##### LISTING #####

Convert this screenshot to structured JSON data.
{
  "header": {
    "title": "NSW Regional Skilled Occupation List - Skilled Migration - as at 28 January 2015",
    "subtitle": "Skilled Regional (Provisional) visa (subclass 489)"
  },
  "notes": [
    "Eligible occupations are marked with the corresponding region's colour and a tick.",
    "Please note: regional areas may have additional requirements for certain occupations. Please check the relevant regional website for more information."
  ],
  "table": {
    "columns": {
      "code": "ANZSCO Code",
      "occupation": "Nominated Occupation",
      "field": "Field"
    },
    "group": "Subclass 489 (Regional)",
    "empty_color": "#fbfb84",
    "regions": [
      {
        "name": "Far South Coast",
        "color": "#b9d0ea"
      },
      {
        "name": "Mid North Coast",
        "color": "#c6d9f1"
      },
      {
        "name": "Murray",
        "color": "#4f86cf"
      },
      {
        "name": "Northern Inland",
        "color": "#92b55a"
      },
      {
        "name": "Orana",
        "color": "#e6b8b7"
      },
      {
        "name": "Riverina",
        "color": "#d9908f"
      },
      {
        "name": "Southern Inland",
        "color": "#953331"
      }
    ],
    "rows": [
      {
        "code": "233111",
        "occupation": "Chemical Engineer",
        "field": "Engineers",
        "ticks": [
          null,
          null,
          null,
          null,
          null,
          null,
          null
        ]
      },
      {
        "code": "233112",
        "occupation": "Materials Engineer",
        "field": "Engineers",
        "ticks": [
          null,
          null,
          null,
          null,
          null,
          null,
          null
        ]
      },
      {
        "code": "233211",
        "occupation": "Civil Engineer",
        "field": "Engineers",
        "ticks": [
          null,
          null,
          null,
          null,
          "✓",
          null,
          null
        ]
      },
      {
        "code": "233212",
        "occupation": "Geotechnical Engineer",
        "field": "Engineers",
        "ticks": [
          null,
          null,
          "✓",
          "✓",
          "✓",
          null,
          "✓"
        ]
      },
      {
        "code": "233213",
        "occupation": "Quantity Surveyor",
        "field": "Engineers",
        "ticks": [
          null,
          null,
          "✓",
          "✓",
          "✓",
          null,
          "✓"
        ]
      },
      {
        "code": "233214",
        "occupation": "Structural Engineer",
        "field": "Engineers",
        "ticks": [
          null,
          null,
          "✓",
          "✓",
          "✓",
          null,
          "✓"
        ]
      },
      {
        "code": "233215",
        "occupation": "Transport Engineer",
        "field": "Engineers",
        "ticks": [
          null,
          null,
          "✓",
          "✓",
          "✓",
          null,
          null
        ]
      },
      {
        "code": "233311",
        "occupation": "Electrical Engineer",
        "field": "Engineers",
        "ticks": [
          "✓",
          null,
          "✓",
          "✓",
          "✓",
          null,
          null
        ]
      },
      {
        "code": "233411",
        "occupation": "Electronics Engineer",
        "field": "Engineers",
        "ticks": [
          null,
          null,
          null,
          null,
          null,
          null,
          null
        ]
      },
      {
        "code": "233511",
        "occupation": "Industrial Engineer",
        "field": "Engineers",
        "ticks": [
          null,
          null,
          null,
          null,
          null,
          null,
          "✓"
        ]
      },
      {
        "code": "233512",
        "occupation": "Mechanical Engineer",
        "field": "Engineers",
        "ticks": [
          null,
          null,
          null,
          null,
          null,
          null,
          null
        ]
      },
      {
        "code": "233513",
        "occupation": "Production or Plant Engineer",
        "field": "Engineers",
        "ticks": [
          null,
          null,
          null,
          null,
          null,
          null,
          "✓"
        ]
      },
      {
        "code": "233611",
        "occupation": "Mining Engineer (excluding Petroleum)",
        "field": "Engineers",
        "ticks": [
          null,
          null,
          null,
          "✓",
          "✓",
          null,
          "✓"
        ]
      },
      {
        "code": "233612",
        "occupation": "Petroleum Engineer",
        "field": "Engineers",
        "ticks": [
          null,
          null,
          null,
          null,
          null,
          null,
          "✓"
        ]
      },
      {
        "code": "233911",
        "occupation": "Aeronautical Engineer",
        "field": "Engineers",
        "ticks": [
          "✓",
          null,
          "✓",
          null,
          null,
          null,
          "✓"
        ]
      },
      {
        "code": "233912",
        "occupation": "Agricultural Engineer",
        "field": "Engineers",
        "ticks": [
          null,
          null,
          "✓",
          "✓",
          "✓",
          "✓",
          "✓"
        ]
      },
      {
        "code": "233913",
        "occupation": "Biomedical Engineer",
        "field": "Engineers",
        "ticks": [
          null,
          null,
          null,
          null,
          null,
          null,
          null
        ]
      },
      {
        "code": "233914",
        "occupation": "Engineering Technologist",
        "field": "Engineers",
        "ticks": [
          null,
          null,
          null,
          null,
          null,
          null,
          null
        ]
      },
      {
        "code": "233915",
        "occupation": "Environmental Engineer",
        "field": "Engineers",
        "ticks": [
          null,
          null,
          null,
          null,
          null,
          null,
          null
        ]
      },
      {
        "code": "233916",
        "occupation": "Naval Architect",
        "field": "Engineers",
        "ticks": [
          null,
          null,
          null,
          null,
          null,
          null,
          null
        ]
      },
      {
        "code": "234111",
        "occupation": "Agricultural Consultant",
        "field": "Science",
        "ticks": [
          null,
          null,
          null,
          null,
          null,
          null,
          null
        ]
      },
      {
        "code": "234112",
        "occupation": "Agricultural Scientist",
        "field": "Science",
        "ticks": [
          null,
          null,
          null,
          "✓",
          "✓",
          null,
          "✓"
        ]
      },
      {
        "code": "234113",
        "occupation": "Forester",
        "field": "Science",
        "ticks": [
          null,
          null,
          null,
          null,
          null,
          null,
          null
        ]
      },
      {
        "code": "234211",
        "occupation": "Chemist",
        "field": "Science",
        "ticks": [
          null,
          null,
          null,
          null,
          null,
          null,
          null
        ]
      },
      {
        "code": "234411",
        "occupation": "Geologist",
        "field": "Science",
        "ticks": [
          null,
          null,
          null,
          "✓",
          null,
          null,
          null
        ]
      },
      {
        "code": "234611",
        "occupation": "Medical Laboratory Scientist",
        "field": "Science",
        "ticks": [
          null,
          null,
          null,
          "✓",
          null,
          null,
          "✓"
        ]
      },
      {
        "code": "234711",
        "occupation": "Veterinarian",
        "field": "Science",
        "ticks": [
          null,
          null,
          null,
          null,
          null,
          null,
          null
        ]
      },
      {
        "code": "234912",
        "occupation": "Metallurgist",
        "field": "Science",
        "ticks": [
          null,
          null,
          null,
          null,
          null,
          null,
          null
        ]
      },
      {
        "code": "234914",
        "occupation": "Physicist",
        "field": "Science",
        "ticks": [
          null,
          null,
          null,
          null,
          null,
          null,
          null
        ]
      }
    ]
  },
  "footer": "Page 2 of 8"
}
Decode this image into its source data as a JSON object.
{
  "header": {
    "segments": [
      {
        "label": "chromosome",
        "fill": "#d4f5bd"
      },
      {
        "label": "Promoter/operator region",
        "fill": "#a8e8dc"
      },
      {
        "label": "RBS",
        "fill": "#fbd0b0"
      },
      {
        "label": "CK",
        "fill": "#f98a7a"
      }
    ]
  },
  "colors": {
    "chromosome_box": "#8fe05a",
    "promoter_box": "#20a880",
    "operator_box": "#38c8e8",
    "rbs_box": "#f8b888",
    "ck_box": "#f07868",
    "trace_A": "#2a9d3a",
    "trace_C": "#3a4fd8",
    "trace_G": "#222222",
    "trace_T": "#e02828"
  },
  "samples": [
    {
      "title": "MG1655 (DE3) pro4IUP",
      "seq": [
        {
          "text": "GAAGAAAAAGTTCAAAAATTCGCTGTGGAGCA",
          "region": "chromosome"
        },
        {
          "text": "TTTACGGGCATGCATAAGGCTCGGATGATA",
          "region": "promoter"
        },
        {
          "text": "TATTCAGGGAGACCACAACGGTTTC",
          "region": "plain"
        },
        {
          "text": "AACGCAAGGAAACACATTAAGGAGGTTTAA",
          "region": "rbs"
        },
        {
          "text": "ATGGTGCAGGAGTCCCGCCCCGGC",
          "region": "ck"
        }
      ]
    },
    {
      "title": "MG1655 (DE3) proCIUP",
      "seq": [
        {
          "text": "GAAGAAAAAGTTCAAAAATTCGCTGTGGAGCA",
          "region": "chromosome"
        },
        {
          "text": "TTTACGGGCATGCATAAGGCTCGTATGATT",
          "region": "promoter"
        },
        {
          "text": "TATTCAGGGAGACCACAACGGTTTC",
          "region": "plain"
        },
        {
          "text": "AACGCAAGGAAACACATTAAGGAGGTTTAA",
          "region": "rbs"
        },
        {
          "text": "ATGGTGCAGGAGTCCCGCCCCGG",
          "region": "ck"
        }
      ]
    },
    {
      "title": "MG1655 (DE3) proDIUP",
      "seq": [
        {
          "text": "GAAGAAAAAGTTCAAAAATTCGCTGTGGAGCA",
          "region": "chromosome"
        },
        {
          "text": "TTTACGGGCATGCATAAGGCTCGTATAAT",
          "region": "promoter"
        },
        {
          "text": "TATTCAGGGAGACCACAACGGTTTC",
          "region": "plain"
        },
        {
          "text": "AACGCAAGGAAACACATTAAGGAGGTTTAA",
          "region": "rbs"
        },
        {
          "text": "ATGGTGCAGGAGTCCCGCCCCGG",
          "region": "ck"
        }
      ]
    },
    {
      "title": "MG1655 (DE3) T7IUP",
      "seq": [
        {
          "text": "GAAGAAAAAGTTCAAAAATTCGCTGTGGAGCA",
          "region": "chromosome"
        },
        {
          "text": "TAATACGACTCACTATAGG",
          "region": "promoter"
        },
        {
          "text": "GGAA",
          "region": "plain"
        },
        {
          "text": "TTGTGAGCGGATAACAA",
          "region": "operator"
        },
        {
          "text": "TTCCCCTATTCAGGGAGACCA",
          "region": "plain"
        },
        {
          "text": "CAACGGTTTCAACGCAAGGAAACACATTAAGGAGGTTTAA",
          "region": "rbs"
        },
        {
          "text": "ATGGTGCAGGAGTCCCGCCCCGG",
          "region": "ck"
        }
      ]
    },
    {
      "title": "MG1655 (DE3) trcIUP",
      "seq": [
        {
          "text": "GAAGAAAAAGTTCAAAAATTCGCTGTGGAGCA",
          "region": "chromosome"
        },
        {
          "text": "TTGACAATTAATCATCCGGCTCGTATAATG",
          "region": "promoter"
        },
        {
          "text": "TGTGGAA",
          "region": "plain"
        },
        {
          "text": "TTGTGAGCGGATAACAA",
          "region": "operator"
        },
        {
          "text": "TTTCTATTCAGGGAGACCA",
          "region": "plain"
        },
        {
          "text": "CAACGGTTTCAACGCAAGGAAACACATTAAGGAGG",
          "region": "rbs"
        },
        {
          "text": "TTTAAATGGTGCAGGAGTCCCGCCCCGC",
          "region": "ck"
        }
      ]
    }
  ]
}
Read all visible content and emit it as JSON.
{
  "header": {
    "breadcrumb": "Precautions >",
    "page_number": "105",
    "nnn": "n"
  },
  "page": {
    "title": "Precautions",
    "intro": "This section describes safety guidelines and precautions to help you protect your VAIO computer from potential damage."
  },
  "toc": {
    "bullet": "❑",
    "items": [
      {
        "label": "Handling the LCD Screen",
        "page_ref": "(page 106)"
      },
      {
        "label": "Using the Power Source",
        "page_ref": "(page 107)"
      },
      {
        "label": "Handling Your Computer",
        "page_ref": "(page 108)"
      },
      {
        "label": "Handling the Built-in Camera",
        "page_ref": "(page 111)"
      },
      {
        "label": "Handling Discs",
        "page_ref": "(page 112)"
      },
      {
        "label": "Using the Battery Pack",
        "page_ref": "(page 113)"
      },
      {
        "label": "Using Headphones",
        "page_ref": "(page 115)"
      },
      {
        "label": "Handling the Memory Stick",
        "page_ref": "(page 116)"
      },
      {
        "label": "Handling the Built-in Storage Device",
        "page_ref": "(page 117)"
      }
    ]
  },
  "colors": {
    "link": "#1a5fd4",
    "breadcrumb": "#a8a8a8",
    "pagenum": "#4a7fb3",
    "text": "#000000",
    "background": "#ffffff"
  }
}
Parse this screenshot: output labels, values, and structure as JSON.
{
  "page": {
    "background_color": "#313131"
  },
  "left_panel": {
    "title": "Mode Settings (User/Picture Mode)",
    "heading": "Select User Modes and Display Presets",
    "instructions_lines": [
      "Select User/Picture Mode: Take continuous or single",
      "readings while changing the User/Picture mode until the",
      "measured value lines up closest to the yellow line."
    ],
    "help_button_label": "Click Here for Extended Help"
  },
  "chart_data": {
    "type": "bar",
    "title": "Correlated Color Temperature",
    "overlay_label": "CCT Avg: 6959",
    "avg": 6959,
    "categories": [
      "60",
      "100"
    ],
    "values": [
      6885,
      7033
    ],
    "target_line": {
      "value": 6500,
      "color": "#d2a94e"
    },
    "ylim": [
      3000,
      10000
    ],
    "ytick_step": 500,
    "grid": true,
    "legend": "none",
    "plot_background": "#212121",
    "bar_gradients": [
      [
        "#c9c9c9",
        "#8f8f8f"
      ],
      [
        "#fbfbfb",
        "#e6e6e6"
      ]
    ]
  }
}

#####

### TASK BRIEF:
Check each line of the entries above for the word "Agricultural". List the ones that have it.

### TASK ANSWER:
        "occupation": "Agricultural Engineer",
        "occupation": "Agricultural Consultant",
        "occupation": "Agricultural Scientist",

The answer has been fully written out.